_To be done_
Return the complete listing that follows, with each line reproduced exactly.

═══ Supplied records ═══

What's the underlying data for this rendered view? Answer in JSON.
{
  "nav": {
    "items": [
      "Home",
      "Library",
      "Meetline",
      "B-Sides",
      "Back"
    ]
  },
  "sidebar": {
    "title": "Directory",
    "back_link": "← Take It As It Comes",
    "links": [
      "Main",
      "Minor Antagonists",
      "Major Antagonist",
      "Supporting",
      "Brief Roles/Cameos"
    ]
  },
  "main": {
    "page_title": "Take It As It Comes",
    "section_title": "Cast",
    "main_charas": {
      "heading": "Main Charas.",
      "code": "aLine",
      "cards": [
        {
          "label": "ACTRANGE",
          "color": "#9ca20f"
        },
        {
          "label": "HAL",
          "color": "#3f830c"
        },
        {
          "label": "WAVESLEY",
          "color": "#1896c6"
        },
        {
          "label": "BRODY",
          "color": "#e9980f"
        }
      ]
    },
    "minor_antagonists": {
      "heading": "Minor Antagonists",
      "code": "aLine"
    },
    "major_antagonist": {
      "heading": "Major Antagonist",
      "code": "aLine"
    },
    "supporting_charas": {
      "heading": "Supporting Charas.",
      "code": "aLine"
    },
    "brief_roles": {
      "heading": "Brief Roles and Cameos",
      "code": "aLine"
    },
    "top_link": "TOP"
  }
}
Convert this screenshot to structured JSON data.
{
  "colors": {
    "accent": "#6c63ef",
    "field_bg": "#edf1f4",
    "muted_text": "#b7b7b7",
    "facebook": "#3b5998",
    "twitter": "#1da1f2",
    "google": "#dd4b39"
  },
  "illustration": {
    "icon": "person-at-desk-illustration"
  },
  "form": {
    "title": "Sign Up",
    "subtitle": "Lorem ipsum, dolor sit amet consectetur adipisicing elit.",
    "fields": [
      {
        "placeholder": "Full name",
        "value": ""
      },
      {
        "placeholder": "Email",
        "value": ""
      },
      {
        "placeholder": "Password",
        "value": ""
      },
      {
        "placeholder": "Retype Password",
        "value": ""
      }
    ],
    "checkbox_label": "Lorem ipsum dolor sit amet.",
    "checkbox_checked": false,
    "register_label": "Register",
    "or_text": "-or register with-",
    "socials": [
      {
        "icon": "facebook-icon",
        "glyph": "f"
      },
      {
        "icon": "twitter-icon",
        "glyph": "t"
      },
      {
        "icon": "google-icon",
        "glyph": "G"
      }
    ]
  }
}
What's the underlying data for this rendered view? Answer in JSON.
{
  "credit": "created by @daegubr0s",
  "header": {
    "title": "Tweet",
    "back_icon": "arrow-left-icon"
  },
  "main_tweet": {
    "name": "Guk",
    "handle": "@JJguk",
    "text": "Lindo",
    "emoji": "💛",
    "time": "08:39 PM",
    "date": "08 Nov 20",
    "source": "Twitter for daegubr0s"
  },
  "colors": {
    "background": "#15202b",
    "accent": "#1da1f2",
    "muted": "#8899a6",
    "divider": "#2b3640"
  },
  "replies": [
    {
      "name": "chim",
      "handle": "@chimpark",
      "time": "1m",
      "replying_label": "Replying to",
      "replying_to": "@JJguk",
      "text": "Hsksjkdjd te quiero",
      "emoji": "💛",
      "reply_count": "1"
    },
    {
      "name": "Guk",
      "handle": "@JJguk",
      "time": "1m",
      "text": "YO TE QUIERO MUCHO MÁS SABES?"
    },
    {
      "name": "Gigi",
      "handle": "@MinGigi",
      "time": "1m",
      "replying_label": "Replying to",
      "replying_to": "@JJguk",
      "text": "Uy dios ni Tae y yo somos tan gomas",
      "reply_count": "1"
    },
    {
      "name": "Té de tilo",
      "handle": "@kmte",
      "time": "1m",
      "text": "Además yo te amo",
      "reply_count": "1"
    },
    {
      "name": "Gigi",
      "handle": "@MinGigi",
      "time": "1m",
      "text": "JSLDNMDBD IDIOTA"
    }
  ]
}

═══

_Answer_
What's the underlying data for this rendered view? Answer in JSON.
{
  "nav": {
    "items": [
      "Home",
      "Library",
      "Meetline",
      "B-Sides",
      "Back"
    ]
  },
  "sidebar": {
    "title": "Directory",
    "back_link": "← Take It As It Comes",
    "links": [
      "Main",
      "Minor Antagonists",
      "Major Antagonist",
      "Supporting",
      "Brief Roles/Cameos"
    ]
  },
  "main": {
    "page_title": "Take It As It Comes",
    "section_title": "Cast",
    "main_charas": {
      "heading": "Main Charas.",
      "code": "aLine",
      "cards": [
        {
          "label": "ACTRANGE",
          "color": "#9ca20f"
        },
        {
          "label": "HAL",
          "color": "#3f830c"
        },
        {
          "label": "WAVESLEY",
          "color": "#1896c6"
        },
        {
          "label": "BRODY",
          "color": "#e9980f"
        }
      ]
    },
    "minor_antagonists": {
      "heading": "Minor Antagonists",
      "code": "aLine"
    },
    "major_antagonist": {
      "heading": "Major Antagonist",
      "code": "aLine"
    },
    "supporting_charas": {
      "heading": "Supporting Charas.",
      "code": "aLine"
    },
    "brief_roles": {
      "heading": "Brief Roles and Cameos",
      "code": "aLine"
    },
    "top_link": "TOP"
  }
}
Convert this screenshot to structured JSON data.
{
  "colors": {
    "accent": "#6c63ef",
    "field_bg": "#edf1f4",
    "muted_text": "#b7b7b7",
    "facebook": "#3b5998",
    "twitter": "#1da1f2",
    "google": "#dd4b39"
  },
  "illustration": {
    "icon": "person-at-desk-illustration"
  },
  "form": {
    "title": "Sign Up",
    "subtitle": "Lorem ipsum, dolor sit amet consectetur adipisicing elit.",
    "fields": [
      {
        "placeholder": "Full name",
        "value": ""
      },
      {
        "placeholder": "Email",
        "value": ""
      },
      {
        "placeholder": "Password",
        "value": ""
      },
      {
        "placeholder": "Retype Password",
        "value": ""
      }
    ],
    "checkbox_label": "Lorem ipsum dolor sit amet.",
    "checkbox_checked": false,
    "register_label": "Register",
    "or_text": "-or register with-",
    "socials": [
      {
        "icon": "facebook-icon",
        "glyph": "f"
      },
      {
        "icon": "twitter-icon",
        "glyph": "t"
      },
      {
        "icon": "google-icon",
        "glyph": "G"
      }
    ]
  }
}
What's the underlying data for this rendered view? Answer in JSON.
{
  "credit": "created by @daegubr0s",
  "header": {
    "title": "Tweet",
    "back_icon": "arrow-left-icon"
  },
  "main_tweet": {
    "name": "Guk",
    "handle": "@JJguk",
    "text": "Lindo",
    "emoji": "💛",
    "time": "08:39 PM",
    "date": "08 Nov 20",
    "source": "Twitter for daegubr0s"
  },
  "colors": {
    "background": "#15202b",
    "accent": "#1da1f2",
    "muted": "#8899a6",
    "divider": "#2b3640"
  },
  "replies": [
    {
      "name": "chim",
      "handle": "@chimpark",
      "time": "1m",
      "replying_label": "Replying to",
      "replying_to": "@JJguk",
      "text": "Hsksjkdjd te quiero",
      "emoji": "💛",
      "reply_count": "1"
    },
    {
      "name": "Guk",
      "handle": "@JJguk",
      "time": "1m",
      "text": "YO TE QUIERO MUCHO MÁS SABES?"
    },
    {
      "name": "Gigi",
      "handle": "@MinGigi",
      "time": "1m",
      "replying_label": "Replying to",
      "replying_to": "@JJguk",
      "text": "Uy dios ni Tae y yo somos tan gomas",
      "reply_count": "1"
    },
    {
      "name": "Té de tilo",
      "handle": "@kmte",
      "time": "1m",
      "text": "Además yo te amo",
      "reply_count": "1"
    },
    {
      "name": "Gigi",
      "handle": "@MinGigi",
      "time": "1m",
      "text": "JSLDNMDBD IDIOTA"
    }
  ]
}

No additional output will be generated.